======== Provided entries

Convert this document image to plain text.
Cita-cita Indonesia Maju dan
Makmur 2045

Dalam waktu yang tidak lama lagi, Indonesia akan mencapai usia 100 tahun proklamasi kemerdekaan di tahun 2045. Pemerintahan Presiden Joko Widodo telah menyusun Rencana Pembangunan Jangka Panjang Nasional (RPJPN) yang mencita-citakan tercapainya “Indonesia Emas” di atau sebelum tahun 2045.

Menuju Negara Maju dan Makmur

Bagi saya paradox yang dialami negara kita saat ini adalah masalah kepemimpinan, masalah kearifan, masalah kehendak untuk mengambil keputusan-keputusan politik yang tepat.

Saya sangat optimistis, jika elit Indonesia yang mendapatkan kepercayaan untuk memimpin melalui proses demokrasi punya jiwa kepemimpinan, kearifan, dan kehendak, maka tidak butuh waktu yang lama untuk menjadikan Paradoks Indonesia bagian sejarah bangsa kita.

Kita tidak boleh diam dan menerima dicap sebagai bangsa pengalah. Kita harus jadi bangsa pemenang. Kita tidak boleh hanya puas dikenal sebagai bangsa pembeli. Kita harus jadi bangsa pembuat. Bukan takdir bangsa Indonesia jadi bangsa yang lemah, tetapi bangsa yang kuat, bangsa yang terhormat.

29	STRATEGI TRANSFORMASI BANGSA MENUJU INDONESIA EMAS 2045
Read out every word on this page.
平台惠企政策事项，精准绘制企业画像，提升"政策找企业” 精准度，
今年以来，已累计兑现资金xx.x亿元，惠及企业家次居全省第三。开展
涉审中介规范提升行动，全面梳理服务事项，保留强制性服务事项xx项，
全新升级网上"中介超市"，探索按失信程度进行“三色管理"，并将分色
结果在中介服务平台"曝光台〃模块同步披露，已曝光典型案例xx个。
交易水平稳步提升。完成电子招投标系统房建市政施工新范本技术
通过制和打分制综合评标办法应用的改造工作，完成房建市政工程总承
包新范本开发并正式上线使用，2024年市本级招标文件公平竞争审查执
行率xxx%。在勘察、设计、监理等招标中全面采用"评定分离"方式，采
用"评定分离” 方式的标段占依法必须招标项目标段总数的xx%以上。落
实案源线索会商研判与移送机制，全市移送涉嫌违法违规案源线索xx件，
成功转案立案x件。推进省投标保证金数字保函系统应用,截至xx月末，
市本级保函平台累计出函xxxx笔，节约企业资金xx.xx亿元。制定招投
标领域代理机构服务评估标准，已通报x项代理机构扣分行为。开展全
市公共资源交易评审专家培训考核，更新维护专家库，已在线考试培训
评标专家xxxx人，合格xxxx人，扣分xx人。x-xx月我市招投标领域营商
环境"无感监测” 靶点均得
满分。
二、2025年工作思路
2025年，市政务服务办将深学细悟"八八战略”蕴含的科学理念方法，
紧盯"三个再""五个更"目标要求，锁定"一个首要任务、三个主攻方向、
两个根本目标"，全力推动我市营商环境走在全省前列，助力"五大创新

================

### Exercise prompt
Output the entries exactly.

### Solution to the problem
Convert this document image to plain text.
Cita-cita Indonesia Maju dan
Makmur 2045

Dalam waktu yang tidak lama lagi, Indonesia akan mencapai usia 100 tahun proklamasi kemerdekaan di tahun 2045. Pemerintahan Presiden Joko Widodo telah menyusun Rencana Pembangunan Jangka Panjang Nasional (RPJPN) yang mencita-citakan tercapainya “Indonesia Emas” di atau sebelum tahun 2045.

Menuju Negara Maju dan Makmur

Bagi saya paradox yang dialami negara kita saat ini adalah masalah kepemimpinan, masalah kearifan, masalah kehendak untuk mengambil keputusan-keputusan politik yang tepat.

Saya sangat optimistis, jika elit Indonesia yang mendapatkan kepercayaan untuk memimpin melalui proses demokrasi punya jiwa kepemimpinan, kearifan, dan kehendak, maka tidak butuh waktu yang lama untuk menjadikan Paradoks Indonesia bagian sejarah bangsa kita.

Kita tidak boleh diam dan menerima dicap sebagai bangsa pengalah. Kita harus jadi bangsa pemenang. Kita tidak boleh hanya puas dikenal sebagai bangsa pembeli. Kita harus jadi bangsa pembuat. Bukan takdir bangsa Indonesia jadi bangsa yang lemah, tetapi bangsa yang kuat, bangsa yang terhormat.

29	STRATEGI TRANSFORMASI BANGSA MENUJU INDONESIA EMAS 2045
Read out every word on this page.
平台惠企政策事项，精准绘制企业画像，提升"政策找企业” 精准度，
今年以来，已累计兑现资金xx.x亿元，惠及企业家次居全省第三。开展
涉审中介规范提升行动，全面梳理服务事项，保留强制性服务事项xx项，
全新升级网上"中介超市"，探索按失信程度进行“三色管理"，并将分色
结果在中介服务平台"曝光台〃模块同步披露，已曝光典型案例xx个。
交易水平稳步提升。完成电子招投标系统房建市政施工新范本技术
通过制和打分制综合评标办法应用的改造工作，完成房建市政工程总承
包新范本开发并正式上线使用，2024年市本级招标文件公平竞争审查执
行率xxx%。在勘察、设计、监理等招标中全面采用"评定分离"方式，采
用"评定分离” 方式的标段占依法必须招标项目标段总数的xx%以上。落
实案源线索会商研判与移送机制，全市移送涉嫌违法违规案源线索xx件，
成功转案立案x件。推进省投标保证金数字保函系统应用,截至xx月末，
市本级保函平台累计出函xxxx笔，节约企业资金xx.xx亿元。制定招投
标领域代理机构服务评估标准，已通报x项代理机构扣分行为。开展全
市公共资源交易评审专家培训考核，更新维护专家库，已在线考试培训
评标专家xxxx人，合格xxxx人，扣分xx人。x-xx月我市招投标领域营商
环境"无感监测” 靶点均得
满分。
二、2025年工作思路
2025年，市政务服务办将深学细悟"八八战略”蕴含的科学理念方法，
紧盯"三个再""五个更"目标要求，锁定"一个首要任务、三个主攻方向、
两个根本目标"，全力推动我市营商环境走在全省前列，助力"五大创新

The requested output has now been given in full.